Short problem ▸ Reproduce every line of the items below word for word, omitting the pictures.

---------- Records for processing ----------

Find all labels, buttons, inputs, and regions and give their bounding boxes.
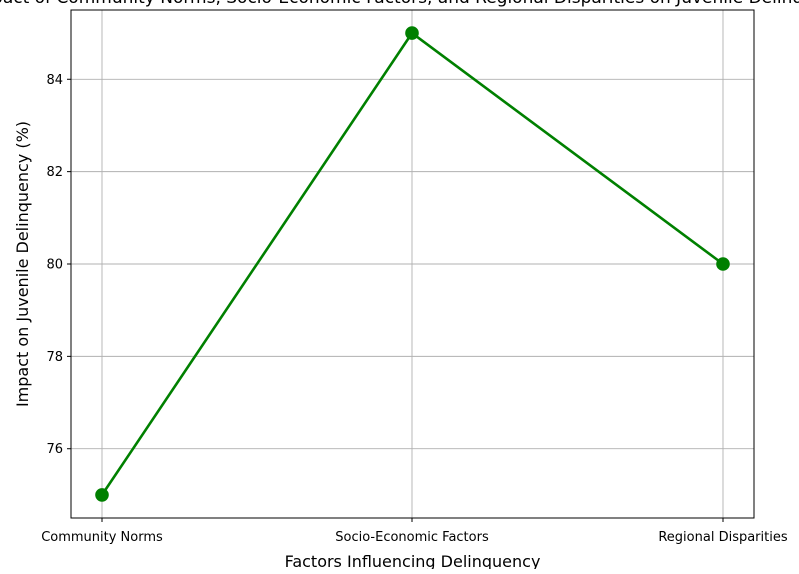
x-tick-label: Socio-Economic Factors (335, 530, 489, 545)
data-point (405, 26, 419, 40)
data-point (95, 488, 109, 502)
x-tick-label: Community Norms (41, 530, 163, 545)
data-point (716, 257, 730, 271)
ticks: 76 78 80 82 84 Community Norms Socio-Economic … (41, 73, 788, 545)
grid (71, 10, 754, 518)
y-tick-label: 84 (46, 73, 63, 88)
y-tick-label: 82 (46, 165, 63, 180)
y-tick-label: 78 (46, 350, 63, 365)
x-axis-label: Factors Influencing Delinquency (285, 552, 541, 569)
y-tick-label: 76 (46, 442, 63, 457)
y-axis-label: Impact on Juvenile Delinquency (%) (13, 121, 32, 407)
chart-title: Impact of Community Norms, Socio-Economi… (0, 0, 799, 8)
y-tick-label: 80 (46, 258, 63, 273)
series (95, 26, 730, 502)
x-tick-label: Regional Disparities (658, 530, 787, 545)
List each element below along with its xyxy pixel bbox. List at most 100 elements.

----------

Worked answer ▸
Find all labels, buttons, inputs, and regions and give their bounding boxes.
x-tick-label: Socio-Economic Factors (335, 530, 489, 545)
data-point (405, 26, 419, 40)
data-point (95, 488, 109, 502)
x-tick-label: Community Norms (41, 530, 163, 545)
data-point (716, 257, 730, 271)
ticks: 76 78 80 82 84 Community Norms Socio-Economic … (41, 73, 788, 545)
grid (71, 10, 754, 518)
y-tick-label: 84 (46, 73, 63, 88)
y-tick-label: 82 (46, 165, 63, 180)
y-tick-label: 78 (46, 350, 63, 365)
x-axis-label: Factors Influencing Delinquency (285, 552, 541, 569)
y-tick-label: 76 (46, 442, 63, 457)
y-axis-label: Impact on Juvenile Delinquency (%) (13, 121, 32, 407)
chart-title: Impact of Community Norms, Socio-Economi… (0, 0, 799, 8)
y-tick-label: 80 (46, 258, 63, 273)
series (95, 26, 730, 502)
x-tick-label: Regional Disparities (658, 530, 787, 545)
List each element below along with its xyxy pixel bbox. List at most 100 elements.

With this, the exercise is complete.